**Task to complete**: Report how many lines of the records below include the word "sauce". Give nothing but the number.

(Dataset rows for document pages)
=== Section Start ===
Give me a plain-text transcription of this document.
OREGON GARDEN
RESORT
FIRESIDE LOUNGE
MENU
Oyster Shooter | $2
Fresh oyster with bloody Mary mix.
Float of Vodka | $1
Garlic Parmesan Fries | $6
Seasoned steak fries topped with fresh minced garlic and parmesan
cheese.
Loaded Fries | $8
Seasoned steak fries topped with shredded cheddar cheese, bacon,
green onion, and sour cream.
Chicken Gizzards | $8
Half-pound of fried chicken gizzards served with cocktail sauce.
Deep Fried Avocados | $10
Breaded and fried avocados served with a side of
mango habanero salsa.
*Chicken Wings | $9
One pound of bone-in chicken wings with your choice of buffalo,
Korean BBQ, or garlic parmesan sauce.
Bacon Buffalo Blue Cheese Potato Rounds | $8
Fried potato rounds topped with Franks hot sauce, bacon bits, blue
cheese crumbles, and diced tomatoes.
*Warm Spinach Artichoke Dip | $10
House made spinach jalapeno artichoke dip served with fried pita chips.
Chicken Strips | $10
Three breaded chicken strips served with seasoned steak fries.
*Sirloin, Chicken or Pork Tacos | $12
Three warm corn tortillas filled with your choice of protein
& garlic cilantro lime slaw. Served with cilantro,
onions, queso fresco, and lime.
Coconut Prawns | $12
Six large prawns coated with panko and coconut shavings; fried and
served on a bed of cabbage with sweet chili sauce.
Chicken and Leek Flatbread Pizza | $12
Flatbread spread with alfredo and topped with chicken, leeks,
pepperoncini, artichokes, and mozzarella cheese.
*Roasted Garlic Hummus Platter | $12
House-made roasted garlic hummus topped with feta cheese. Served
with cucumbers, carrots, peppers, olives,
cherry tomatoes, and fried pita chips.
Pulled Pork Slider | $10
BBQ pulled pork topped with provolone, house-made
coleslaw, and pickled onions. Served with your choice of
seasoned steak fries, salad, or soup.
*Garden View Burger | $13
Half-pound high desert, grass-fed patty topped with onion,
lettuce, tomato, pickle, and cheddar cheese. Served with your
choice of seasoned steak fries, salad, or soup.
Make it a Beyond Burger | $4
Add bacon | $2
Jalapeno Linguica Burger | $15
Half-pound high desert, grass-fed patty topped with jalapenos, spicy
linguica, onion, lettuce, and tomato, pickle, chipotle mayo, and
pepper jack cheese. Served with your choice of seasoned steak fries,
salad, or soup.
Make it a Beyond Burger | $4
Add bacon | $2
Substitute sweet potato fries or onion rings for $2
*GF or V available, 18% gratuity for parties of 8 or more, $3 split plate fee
=== Section End ===
**Answer section**: 4